In each of the rows below, replace every occurrence of "sidebar-item-label" with "sidebar-label". Leave all other text unchanged.

- **Information supplied**:
◇ ◇ ◇ ◇ ◇

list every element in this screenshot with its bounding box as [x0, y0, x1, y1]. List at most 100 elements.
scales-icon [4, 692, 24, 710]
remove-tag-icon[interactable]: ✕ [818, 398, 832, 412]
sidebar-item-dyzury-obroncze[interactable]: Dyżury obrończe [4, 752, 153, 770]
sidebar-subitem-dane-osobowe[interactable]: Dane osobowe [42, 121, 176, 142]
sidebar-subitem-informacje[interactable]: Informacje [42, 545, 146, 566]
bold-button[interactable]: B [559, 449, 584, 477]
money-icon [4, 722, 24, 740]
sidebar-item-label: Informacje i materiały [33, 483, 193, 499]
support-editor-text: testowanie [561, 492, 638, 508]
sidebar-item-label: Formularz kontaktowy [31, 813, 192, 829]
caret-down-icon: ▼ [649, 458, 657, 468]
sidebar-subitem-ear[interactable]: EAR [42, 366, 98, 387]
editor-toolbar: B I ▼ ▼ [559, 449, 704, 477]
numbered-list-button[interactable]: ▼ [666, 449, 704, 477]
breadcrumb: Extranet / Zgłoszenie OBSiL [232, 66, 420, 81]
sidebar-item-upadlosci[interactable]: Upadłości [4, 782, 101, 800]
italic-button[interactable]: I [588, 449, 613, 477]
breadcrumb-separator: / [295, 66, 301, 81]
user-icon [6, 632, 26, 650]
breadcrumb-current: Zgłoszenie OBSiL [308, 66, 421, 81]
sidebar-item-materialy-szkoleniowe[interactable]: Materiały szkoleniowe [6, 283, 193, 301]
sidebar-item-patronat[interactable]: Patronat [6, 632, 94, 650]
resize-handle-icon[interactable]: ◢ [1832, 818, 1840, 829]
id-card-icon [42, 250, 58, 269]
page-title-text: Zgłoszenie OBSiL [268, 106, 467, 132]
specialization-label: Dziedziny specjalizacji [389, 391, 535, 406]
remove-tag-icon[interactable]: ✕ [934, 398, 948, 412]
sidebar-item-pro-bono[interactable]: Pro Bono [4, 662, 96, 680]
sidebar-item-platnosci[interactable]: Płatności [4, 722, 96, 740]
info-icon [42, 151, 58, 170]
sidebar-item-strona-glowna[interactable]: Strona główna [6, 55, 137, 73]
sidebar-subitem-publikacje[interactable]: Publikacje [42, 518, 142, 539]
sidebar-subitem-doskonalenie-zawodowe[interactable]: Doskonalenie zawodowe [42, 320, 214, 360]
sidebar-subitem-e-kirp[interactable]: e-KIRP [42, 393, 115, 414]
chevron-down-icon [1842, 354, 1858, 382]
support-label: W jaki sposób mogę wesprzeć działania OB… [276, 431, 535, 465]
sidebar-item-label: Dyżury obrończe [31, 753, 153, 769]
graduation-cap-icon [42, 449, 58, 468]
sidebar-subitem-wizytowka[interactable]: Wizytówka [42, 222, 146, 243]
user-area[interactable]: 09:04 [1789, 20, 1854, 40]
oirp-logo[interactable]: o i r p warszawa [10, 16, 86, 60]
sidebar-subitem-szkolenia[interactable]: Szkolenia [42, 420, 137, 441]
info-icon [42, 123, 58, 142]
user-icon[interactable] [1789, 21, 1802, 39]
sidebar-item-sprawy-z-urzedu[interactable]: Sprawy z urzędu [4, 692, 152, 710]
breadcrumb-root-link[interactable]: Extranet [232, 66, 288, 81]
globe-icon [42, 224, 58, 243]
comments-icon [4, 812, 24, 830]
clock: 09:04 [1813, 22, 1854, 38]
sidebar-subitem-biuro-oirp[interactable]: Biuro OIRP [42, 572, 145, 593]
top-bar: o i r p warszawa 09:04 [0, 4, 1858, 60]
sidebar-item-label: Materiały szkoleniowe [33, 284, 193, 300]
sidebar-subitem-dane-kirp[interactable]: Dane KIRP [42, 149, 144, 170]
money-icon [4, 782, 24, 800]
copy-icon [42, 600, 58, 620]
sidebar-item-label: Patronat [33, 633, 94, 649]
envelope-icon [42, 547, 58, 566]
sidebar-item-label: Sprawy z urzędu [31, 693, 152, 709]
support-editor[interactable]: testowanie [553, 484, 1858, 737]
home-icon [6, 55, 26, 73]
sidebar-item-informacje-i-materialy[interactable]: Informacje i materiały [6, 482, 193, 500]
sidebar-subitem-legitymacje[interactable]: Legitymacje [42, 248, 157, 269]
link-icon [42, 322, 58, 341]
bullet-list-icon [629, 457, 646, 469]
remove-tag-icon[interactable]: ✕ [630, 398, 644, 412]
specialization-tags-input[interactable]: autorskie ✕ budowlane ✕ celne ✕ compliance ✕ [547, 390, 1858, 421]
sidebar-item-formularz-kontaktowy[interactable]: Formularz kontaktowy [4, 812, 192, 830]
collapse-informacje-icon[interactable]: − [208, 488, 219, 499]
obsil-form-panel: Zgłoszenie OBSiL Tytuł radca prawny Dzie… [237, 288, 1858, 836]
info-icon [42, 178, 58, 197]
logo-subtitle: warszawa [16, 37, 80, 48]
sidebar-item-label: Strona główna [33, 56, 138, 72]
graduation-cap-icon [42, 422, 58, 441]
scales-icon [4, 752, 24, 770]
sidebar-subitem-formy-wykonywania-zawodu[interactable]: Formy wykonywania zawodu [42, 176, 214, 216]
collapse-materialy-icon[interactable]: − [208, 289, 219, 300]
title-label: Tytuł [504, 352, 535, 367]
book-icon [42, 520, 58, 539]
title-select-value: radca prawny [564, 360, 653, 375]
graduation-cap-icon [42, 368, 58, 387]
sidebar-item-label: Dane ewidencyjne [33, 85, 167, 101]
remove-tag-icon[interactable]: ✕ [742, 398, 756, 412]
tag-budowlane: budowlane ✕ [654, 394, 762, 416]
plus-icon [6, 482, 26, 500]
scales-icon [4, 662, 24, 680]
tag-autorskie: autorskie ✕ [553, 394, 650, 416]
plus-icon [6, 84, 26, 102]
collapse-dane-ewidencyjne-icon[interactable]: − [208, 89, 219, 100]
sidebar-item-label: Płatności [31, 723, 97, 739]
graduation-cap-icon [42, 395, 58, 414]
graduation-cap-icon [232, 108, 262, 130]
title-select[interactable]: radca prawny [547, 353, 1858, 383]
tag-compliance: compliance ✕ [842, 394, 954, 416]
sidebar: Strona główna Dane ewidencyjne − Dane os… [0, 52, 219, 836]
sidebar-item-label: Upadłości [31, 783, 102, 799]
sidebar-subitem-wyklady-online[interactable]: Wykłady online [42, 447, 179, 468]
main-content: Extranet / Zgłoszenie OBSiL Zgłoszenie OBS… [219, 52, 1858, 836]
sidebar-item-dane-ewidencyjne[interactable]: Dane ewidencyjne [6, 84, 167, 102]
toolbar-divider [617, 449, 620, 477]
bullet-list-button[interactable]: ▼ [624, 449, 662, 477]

◇ ◇ ◇ ◇ ◇

- **Result of the exercise**:
list every element in this screenshot with its bounding box as [x0, y0, x1, y1]. List at most 100 elements.
scales-icon [4, 692, 24, 710]
remove-tag-icon[interactable]: ✕ [818, 398, 832, 412]
sidebar-item-dyzury-obroncze[interactable]: Dyżury obrończe [4, 752, 153, 770]
sidebar-subitem-dane-osobowe[interactable]: Dane osobowe [42, 121, 176, 142]
sidebar-subitem-informacje[interactable]: Informacje [42, 545, 146, 566]
bold-button[interactable]: B [559, 449, 584, 477]
money-icon [4, 722, 24, 740]
sidebar-label: Informacje i materiały [33, 483, 193, 499]
support-editor-text: testowanie [561, 492, 638, 508]
sidebar-label: Formularz kontaktowy [31, 813, 192, 829]
caret-down-icon: ▼ [649, 458, 657, 468]
sidebar-subitem-ear[interactable]: EAR [42, 366, 98, 387]
editor-toolbar: B I ▼ ▼ [559, 449, 704, 477]
numbered-list-button[interactable]: ▼ [666, 449, 704, 477]
breadcrumb: Extranet / Zgłoszenie OBSiL [232, 66, 420, 81]
sidebar-item-upadlosci[interactable]: Upadłości [4, 782, 101, 800]
italic-button[interactable]: I [588, 449, 613, 477]
breadcrumb-separator: / [295, 66, 301, 81]
user-icon [6, 632, 26, 650]
breadcrumb-current: Zgłoszenie OBSiL [308, 66, 421, 81]
sidebar-item-materialy-szkoleniowe[interactable]: Materiały szkoleniowe [6, 283, 193, 301]
sidebar-item-patronat[interactable]: Patronat [6, 632, 94, 650]
resize-handle-icon[interactable]: ◢ [1832, 818, 1840, 829]
id-card-icon [42, 250, 58, 269]
page-title-text: Zgłoszenie OBSiL [268, 106, 467, 132]
specialization-label: Dziedziny specjalizacji [389, 391, 535, 406]
remove-tag-icon[interactable]: ✕ [934, 398, 948, 412]
sidebar-item-pro-bono[interactable]: Pro Bono [4, 662, 96, 680]
sidebar-item-platnosci[interactable]: Płatności [4, 722, 96, 740]
info-icon [42, 151, 58, 170]
sidebar-item-strona-glowna[interactable]: Strona główna [6, 55, 137, 73]
sidebar-subitem-publikacje[interactable]: Publikacje [42, 518, 142, 539]
sidebar-subitem-doskonalenie-zawodowe[interactable]: Doskonalenie zawodowe [42, 320, 214, 360]
sidebar-subitem-e-kirp[interactable]: e-KIRP [42, 393, 115, 414]
chevron-down-icon [1842, 354, 1858, 382]
support-label: W jaki sposób mogę wesprzeć działania OB… [276, 431, 535, 465]
sidebar-label: Dyżury obrończe [31, 753, 153, 769]
graduation-cap-icon [42, 449, 58, 468]
sidebar-subitem-wizytowka[interactable]: Wizytówka [42, 222, 146, 243]
user-area[interactable]: 09:04 [1789, 20, 1854, 40]
oirp-logo[interactable]: o i r p warszawa [10, 16, 86, 60]
sidebar-subitem-szkolenia[interactable]: Szkolenia [42, 420, 137, 441]
info-icon [42, 123, 58, 142]
user-icon[interactable] [1789, 21, 1802, 39]
sidebar-item-sprawy-z-urzedu[interactable]: Sprawy z urzędu [4, 692, 152, 710]
breadcrumb-root-link[interactable]: Extranet [232, 66, 288, 81]
globe-icon [42, 224, 58, 243]
comments-icon [4, 812, 24, 830]
clock: 09:04 [1813, 22, 1854, 38]
sidebar-subitem-biuro-oirp[interactable]: Biuro OIRP [42, 572, 145, 593]
top-bar: o i r p warszawa 09:04 [0, 4, 1858, 60]
sidebar-label: Materiały szkoleniowe [33, 284, 193, 300]
sidebar-subitem-dane-kirp[interactable]: Dane KIRP [42, 149, 144, 170]
money-icon [4, 782, 24, 800]
copy-icon [42, 600, 58, 620]
sidebar-label: Patronat [33, 633, 94, 649]
envelope-icon [42, 547, 58, 566]
sidebar-label: Sprawy z urzędu [31, 693, 152, 709]
support-editor[interactable]: testowanie [553, 484, 1858, 737]
home-icon [6, 55, 26, 73]
sidebar-item-informacje-i-materialy[interactable]: Informacje i materiały [6, 482, 193, 500]
sidebar-subitem-legitymacje[interactable]: Legitymacje [42, 248, 157, 269]
link-icon [42, 322, 58, 341]
bullet-list-icon [629, 457, 646, 469]
remove-tag-icon[interactable]: ✕ [630, 398, 644, 412]
specialization-tags-input[interactable]: autorskie ✕ budowlane ✕ celne ✕ compliance ✕ [547, 390, 1858, 421]
sidebar-item-formularz-kontaktowy[interactable]: Formularz kontaktowy [4, 812, 192, 830]
collapse-informacje-icon[interactable]: − [208, 488, 219, 499]
obsil-form-panel: Zgłoszenie OBSiL Tytuł radca prawny Dzie… [237, 288, 1858, 836]
info-icon [42, 178, 58, 197]
logo-subtitle: warszawa [16, 37, 80, 48]
sidebar-label: Strona główna [33, 56, 138, 72]
graduation-cap-icon [42, 422, 58, 441]
scales-icon [4, 752, 24, 770]
sidebar-subitem-formy-wykonywania-zawodu[interactable]: Formy wykonywania zawodu [42, 176, 214, 216]
collapse-materialy-icon[interactable]: − [208, 289, 219, 300]
title-label: Tytuł [504, 352, 535, 367]
book-icon [42, 520, 58, 539]
title-select-value: radca prawny [564, 360, 653, 375]
graduation-cap-icon [42, 368, 58, 387]
sidebar-label: Dane ewidencyjne [33, 85, 167, 101]
remove-tag-icon[interactable]: ✕ [742, 398, 756, 412]
tag-budowlane: budowlane ✕ [654, 394, 762, 416]
plus-icon [6, 482, 26, 500]
scales-icon [4, 662, 24, 680]
tag-autorskie: autorskie ✕ [553, 394, 650, 416]
plus-icon [6, 84, 26, 102]
collapse-dane-ewidencyjne-icon[interactable]: − [208, 89, 219, 100]
sidebar-label: Płatności [31, 723, 97, 739]
graduation-cap-icon [42, 395, 58, 414]
graduation-cap-icon [232, 108, 262, 130]
title-select[interactable]: radca prawny [547, 353, 1858, 383]
tag-compliance: compliance ✕ [842, 394, 954, 416]
sidebar: Strona główna Dane ewidencyjne − Dane os… [0, 52, 219, 836]
sidebar-label: Upadłości [31, 783, 102, 799]
sidebar-subitem-wyklady-online[interactable]: Wykłady online [42, 447, 179, 468]
main-content: Extranet / Zgłoszenie OBSiL Zgłoszenie OBS… [219, 52, 1858, 836]
sidebar-item-dane-ewidencyjne[interactable]: Dane ewidencyjne [6, 84, 167, 102]
toolbar-divider [617, 449, 620, 477]
bullet-list-button[interactable]: ▼ [624, 449, 662, 477]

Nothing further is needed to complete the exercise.